-- start of Data entries --
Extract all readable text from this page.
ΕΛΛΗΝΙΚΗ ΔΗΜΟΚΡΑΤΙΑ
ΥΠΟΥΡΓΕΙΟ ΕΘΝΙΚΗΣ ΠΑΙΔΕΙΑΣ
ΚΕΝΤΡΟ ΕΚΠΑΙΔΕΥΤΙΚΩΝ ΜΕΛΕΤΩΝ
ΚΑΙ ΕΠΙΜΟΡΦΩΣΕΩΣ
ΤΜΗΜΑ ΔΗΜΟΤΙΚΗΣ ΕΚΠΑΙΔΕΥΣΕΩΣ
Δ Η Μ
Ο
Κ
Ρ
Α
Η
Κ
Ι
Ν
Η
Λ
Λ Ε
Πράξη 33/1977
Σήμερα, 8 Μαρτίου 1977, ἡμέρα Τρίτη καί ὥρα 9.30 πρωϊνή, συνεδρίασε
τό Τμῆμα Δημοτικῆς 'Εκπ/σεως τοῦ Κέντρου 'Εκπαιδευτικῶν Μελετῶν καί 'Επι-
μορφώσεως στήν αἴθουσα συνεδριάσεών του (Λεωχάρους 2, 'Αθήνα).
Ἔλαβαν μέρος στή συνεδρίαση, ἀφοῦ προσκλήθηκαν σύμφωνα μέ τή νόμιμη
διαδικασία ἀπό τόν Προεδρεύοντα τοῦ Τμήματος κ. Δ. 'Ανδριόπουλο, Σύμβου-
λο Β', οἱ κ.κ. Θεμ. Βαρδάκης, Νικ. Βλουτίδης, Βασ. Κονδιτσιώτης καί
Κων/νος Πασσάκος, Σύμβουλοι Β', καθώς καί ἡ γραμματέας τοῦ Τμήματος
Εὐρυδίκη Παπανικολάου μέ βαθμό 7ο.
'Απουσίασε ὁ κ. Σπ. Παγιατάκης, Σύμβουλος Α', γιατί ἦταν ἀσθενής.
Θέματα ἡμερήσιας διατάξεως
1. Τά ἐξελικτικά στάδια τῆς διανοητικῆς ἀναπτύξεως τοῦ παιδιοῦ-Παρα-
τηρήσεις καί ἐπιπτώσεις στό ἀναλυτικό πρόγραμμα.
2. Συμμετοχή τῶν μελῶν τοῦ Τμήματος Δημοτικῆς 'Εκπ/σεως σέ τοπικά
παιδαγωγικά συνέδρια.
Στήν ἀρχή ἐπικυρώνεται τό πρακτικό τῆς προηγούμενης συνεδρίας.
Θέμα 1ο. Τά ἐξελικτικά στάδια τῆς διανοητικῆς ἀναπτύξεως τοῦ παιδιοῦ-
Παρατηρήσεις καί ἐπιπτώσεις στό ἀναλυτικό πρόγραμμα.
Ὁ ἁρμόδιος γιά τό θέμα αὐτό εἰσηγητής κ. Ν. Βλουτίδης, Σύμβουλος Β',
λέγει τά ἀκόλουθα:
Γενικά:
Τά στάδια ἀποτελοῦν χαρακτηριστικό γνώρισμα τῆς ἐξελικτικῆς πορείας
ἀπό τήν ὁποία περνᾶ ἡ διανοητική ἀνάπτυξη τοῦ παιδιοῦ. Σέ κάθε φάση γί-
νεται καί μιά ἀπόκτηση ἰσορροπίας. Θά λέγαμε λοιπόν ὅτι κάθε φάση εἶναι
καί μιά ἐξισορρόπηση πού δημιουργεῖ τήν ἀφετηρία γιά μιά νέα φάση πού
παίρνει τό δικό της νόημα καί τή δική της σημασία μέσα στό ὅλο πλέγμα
-- end of Data entries --
**What you have to do**
From the records above, extract everything verbatim.

**Task output**
Extract all readable text from this page.
ΕΛΛΗΝΙΚΗ ΔΗΜΟΚΡΑΤΙΑ
ΥΠΟΥΡΓΕΙΟ ΕΘΝΙΚΗΣ ΠΑΙΔΕΙΑΣ
ΚΕΝΤΡΟ ΕΚΠΑΙΔΕΥΤΙΚΩΝ ΜΕΛΕΤΩΝ
ΚΑΙ ΕΠΙΜΟΡΦΩΣΕΩΣ
ΤΜΗΜΑ ΔΗΜΟΤΙΚΗΣ ΕΚΠΑΙΔΕΥΣΕΩΣ
Δ Η Μ
Ο
Κ
Ρ
Α
Η
Κ
Ι
Ν
Η
Λ
Λ Ε
Πράξη 33/1977
Σήμερα, 8 Μαρτίου 1977, ἡμέρα Τρίτη καί ὥρα 9.30 πρωϊνή, συνεδρίασε
τό Τμῆμα Δημοτικῆς 'Εκπ/σεως τοῦ Κέντρου 'Εκπαιδευτικῶν Μελετῶν καί 'Επι-
μορφώσεως στήν αἴθουσα συνεδριάσεών του (Λεωχάρους 2, 'Αθήνα).
Ἔλαβαν μέρος στή συνεδρίαση, ἀφοῦ προσκλήθηκαν σύμφωνα μέ τή νόμιμη
διαδικασία ἀπό τόν Προεδρεύοντα τοῦ Τμήματος κ. Δ. 'Ανδριόπουλο, Σύμβου-
λο Β', οἱ κ.κ. Θεμ. Βαρδάκης, Νικ. Βλουτίδης, Βασ. Κονδιτσιώτης καί
Κων/νος Πασσάκος, Σύμβουλοι Β', καθώς καί ἡ γραμματέας τοῦ Τμήματος
Εὐρυδίκη Παπανικολάου μέ βαθμό 7ο.
'Απουσίασε ὁ κ. Σπ. Παγιατάκης, Σύμβουλος Α', γιατί ἦταν ἀσθενής.
Θέματα ἡμερήσιας διατάξεως
1. Τά ἐξελικτικά στάδια τῆς διανοητικῆς ἀναπτύξεως τοῦ παιδιοῦ-Παρα-
τηρήσεις καί ἐπιπτώσεις στό ἀναλυτικό πρόγραμμα.
2. Συμμετοχή τῶν μελῶν τοῦ Τμήματος Δημοτικῆς 'Εκπ/σεως σέ τοπικά
παιδαγωγικά συνέδρια.
Στήν ἀρχή ἐπικυρώνεται τό πρακτικό τῆς προηγούμενης συνεδρίας.
Θέμα 1ο. Τά ἐξελικτικά στάδια τῆς διανοητικῆς ἀναπτύξεως τοῦ παιδιοῦ-
Παρατηρήσεις καί ἐπιπτώσεις στό ἀναλυτικό πρόγραμμα.
Ὁ ἁρμόδιος γιά τό θέμα αὐτό εἰσηγητής κ. Ν. Βλουτίδης, Σύμβουλος Β',
λέγει τά ἀκόλουθα:
Γενικά:
Τά στάδια ἀποτελοῦν χαρακτηριστικό γνώρισμα τῆς ἐξελικτικῆς πορείας
ἀπό τήν ὁποία περνᾶ ἡ διανοητική ἀνάπτυξη τοῦ παιδιοῦ. Σέ κάθε φάση γί-
νεται καί μιά ἀπόκτηση ἰσορροπίας. Θά λέγαμε λοιπόν ὅτι κάθε φάση εἶναι
καί μιά ἐξισορρόπηση πού δημιουργεῖ τήν ἀφετηρία γιά μιά νέα φάση πού
παίρνει τό δικό της νόημα καί τή δική της σημασία μέσα στό ὅλο πλέγμα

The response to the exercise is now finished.